:: To be done ::
Isolate every line in the records below with "fleur" in it.

:: Material for this task ::
- - - - - - -

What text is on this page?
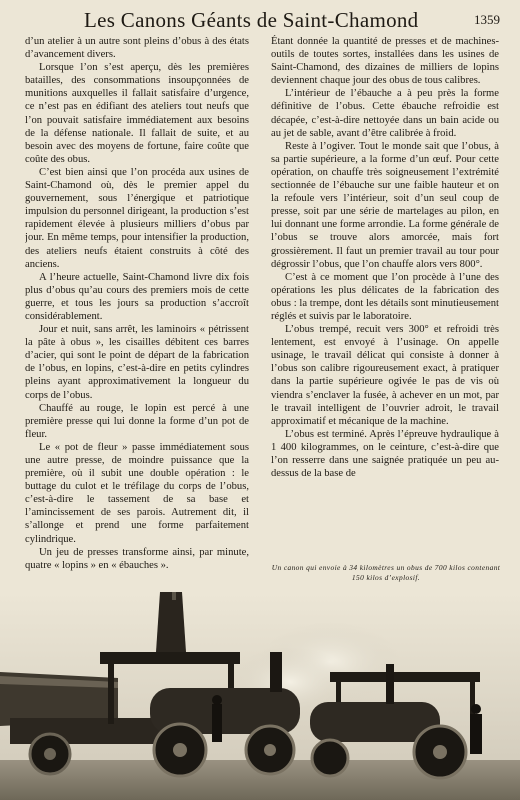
Les Canons Géants de Saint-Chamond	1359

d’un atelier à un autre sont pleins d’obus à des états d’avancement divers.

Lorsque l’on s’est aperçu, dès les premières batailles, des consommations insoupçonnées de munitions auxquelles il fallait satisfaire d’urgence, ce n’est pas en édifiant des ateliers tout neufs que l’on pouvait satisfaire immédiatement aux besoins de la défense nationale. Il fallait de suite, et au besoin avec des moyens de fortune, faire coûte que coûte des obus.

C’est bien ainsi que l’on procéda aux usines de Saint-Chamond où, dès le premier appel du gouvernement, sous l’énergique et patriotique impulsion du personnel dirigeant, la production s’est rapidement élevée à plusieurs milliers d’obus par jour. En même temps, pour intensifier la production, des ateliers neufs étaient construits à côté des anciens.

A l’heure actuelle, Saint-Chamond livre dix fois plus d’obus qu’au cours des premiers mois de cette guerre, et tous les jours sa production s’accroît considérablement.

Jour et nuit, sans arrêt, les laminoirs « pétrissent la pâte à obus », les cisailles débitent ces barres d’acier, qui sont le point de départ de la fabrication de l’obus, en lopins, c’est-à-dire en petits cylindres pleins ayant approximativement la longueur du corps de l’obus.

Chauffé au rouge, le lopin est percé à une première presse qui lui donne la forme d’un pot de fleur.

Le « pot de fleur » passe immédiatement sous une autre presse, de moindre puissance que la première, où il subit une double opération : le buttage du culot et le tréfilage du corps de l’obus, c’est-à-dire le tassement de sa base et l’amincissement de ses parois. Autrement dit, il s’allonge et prend une forme parfaitement cylindrique.

Un jeu de presses transforme ainsi, par minute, quatre « lopins » en « ébauches ».

Étant donnée la quantité de presses et de machines-outils de toutes sortes, installées dans les usines de Saint-Chamond, des dizaines de milliers de lopins deviennent chaque jour des obus de tous calibres.

L’intérieur de l’ébauche a à peu près la forme définitive de l’obus. Cette ébauche refroidie est décapée, c’est-à-dire nettoyée dans un bain acide ou au jet de sable, avant d’être calibrée à froid.

Reste à l’ogiver. Tout le monde sait que l’obus, à sa partie supérieure, a la forme d’un œuf. Pour cette opération, on chauffe très soigneusement l’extrémité sectionnée de l’ébauche sur une faible hauteur et on la refoule vers l’intérieur, soit d’un seul coup de presse, soit par une série de martelages au pilon, en lui donnant une forme arrondie. La forme générale de l’obus se trouve alors amorcée, mais fort grossièrement. Il faut un premier travail au tour pour dégrossir l’obus, que l’on chauffe alors vers 800°.

C’est à ce moment que l’on procède à l’une des opérations les plus délicates de la fabrication des obus : la trempe, dont les détails sont minutieusement réglés et suivis par le laboratoire.

L’obus trempé, recuit vers 300° et refroidi très lentement, est envoyé à l’usinage. On appelle usinage, le travail délicat qui consiste à donner à l’obus son calibre rigoureusement exact, à pratiquer dans la partie supérieure ogivée le pas de vis où viendra s’enclaver la fusée, à achever en un mot, par le travail intelligent de l’ouvrier adroit, le travail approximatif et mécanique de la machine.

L’obus est terminé. Après l’épreuve hydraulique à 1 400 kilogrammes, on le ceinture, c’est-à-dire que l’on resserre dans une saignée pratiquée un peu au-dessus de la base de

Un canon qui envoie à 34 kilomètres un obus de 700 kilos contenant 150 kilos d’explosif.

- - - - - - -

:: Solution to this task ::
Chauffé au rouge, le lopin est percé à une première presse qui lui donne la forme d’un pot de fleur.
Le « pot de fleur » passe immédiatement sous une autre presse, de moindre puissance que la première, où il subit une double opération : le buttage du culot et le tréfilage du corps de l’obus, c’est-à-dire le tassement de sa base et l’amincissement de ses parois. Autrement dit, il s’allonge et prend une forme parfaitement cylindrique.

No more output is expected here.